_TASK TO COMPLETE:_ Could every line of the data be printed exactly as it reads?

_DATASET CONTENT:_
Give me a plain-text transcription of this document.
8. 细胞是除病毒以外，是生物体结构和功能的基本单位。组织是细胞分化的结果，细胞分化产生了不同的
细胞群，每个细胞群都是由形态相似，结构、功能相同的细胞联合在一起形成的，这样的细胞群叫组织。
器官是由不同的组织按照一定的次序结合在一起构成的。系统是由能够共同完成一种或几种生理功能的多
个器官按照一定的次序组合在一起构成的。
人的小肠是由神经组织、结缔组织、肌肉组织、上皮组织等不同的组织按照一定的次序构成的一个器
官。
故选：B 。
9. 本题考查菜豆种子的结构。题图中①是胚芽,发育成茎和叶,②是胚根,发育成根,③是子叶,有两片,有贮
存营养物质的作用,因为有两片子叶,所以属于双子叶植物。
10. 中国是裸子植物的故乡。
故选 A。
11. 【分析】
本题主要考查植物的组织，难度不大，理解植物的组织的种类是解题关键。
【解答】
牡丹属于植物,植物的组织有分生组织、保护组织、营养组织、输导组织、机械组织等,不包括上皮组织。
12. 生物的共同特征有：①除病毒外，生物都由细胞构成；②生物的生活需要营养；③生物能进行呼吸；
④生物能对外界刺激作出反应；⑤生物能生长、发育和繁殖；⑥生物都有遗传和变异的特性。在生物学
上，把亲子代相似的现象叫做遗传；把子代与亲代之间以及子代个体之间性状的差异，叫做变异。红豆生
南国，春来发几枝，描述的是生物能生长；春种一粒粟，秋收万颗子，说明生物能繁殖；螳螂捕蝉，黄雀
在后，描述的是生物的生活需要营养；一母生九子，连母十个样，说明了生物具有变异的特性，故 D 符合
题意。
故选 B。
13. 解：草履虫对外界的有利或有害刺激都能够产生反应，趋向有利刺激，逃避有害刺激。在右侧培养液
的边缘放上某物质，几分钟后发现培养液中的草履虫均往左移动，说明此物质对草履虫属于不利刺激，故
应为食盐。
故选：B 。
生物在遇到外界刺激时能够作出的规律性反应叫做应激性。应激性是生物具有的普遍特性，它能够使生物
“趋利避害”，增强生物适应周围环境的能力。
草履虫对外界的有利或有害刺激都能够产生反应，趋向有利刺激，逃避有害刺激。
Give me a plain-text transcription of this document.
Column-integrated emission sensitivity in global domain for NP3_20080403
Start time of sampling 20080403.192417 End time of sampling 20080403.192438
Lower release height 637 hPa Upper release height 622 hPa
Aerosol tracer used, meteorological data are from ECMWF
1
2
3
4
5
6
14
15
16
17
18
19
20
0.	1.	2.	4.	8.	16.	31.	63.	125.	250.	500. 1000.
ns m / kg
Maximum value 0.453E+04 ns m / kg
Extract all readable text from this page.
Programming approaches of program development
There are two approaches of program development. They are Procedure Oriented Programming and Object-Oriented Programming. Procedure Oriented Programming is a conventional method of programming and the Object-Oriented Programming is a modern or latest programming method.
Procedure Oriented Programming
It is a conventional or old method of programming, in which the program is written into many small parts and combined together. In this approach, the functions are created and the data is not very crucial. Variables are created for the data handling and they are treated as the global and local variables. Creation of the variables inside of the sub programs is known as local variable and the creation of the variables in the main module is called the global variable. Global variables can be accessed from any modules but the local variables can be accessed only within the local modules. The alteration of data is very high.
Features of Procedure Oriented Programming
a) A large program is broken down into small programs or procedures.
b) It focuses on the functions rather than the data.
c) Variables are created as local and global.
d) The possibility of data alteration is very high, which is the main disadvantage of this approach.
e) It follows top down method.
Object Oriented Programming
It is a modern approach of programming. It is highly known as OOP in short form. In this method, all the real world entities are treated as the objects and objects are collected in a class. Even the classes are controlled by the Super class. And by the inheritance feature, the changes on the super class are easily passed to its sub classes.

_FULL ANSWER:_
Give me a plain-text transcription of this document.
8. 细胞是除病毒以外，是生物体结构和功能的基本单位。组织是细胞分化的结果，细胞分化产生了不同的
细胞群，每个细胞群都是由形态相似，结构、功能相同的细胞联合在一起形成的，这样的细胞群叫组织。
器官是由不同的组织按照一定的次序结合在一起构成的。系统是由能够共同完成一种或几种生理功能的多
个器官按照一定的次序组合在一起构成的。
人的小肠是由神经组织、结缔组织、肌肉组织、上皮组织等不同的组织按照一定的次序构成的一个器
官。
故选：B 。
9. 本题考查菜豆种子的结构。题图中①是胚芽,发育成茎和叶,②是胚根,发育成根,③是子叶,有两片,有贮
存营养物质的作用,因为有两片子叶,所以属于双子叶植物。
10. 中国是裸子植物的故乡。
故选 A。
11. 【分析】
本题主要考查植物的组织，难度不大，理解植物的组织的种类是解题关键。
【解答】
牡丹属于植物,植物的组织有分生组织、保护组织、营养组织、输导组织、机械组织等,不包括上皮组织。
12. 生物的共同特征有：①除病毒外，生物都由细胞构成；②生物的生活需要营养；③生物能进行呼吸；
④生物能对外界刺激作出反应；⑤生物能生长、发育和繁殖；⑥生物都有遗传和变异的特性。在生物学
上，把亲子代相似的现象叫做遗传；把子代与亲代之间以及子代个体之间性状的差异，叫做变异。红豆生
南国，春来发几枝，描述的是生物能生长；春种一粒粟，秋收万颗子，说明生物能繁殖；螳螂捕蝉，黄雀
在后，描述的是生物的生活需要营养；一母生九子，连母十个样，说明了生物具有变异的特性，故 D 符合
题意。
故选 B。
13. 解：草履虫对外界的有利或有害刺激都能够产生反应，趋向有利刺激，逃避有害刺激。在右侧培养液
的边缘放上某物质，几分钟后发现培养液中的草履虫均往左移动，说明此物质对草履虫属于不利刺激，故
应为食盐。
故选：B 。
生物在遇到外界刺激时能够作出的规律性反应叫做应激性。应激性是生物具有的普遍特性，它能够使生物
“趋利避害”，增强生物适应周围环境的能力。
草履虫对外界的有利或有害刺激都能够产生反应，趋向有利刺激，逃避有害刺激。
Give me a plain-text transcription of this document.
Column-integrated emission sensitivity in global domain for NP3_20080403
Start time of sampling 20080403.192417 End time of sampling 20080403.192438
Lower release height 637 hPa Upper release height 622 hPa
Aerosol tracer used, meteorological data are from ECMWF
1
2
3
4
5
6
14
15
16
17
18
19
20
0.	1.	2.	4.	8.	16.	31.	63.	125.	250.	500. 1000.
ns m / kg
Maximum value 0.453E+04 ns m / kg
Extract all readable text from this page.
Programming approaches of program development
There are two approaches of program development. They are Procedure Oriented Programming and Object-Oriented Programming. Procedure Oriented Programming is a conventional method of programming and the Object-Oriented Programming is a modern or latest programming method.
Procedure Oriented Programming
It is a conventional or old method of programming, in which the program is written into many small parts and combined together. In this approach, the functions are created and the data is not very crucial. Variables are created for the data handling and they are treated as the global and local variables. Creation of the variables inside of the sub programs is known as local variable and the creation of the variables in the main module is called the global variable. Global variables can be accessed from any modules but the local variables can be accessed only within the local modules. The alteration of data is very high.
Features of Procedure Oriented Programming
a) A large program is broken down into small programs or procedures.
b) It focuses on the functions rather than the data.
c) Variables are created as local and global.
d) The possibility of data alteration is very high, which is the main disadvantage of this approach.
e) It follows top down method.
Object Oriented Programming
It is a modern approach of programming. It is highly known as OOP in short form. In this method, all the real world entities are treated as the objects and objects are collected in a class. Even the classes are controlled by the Super class. And by the inheritance feature, the changes on the super class are easily passed to its sub classes.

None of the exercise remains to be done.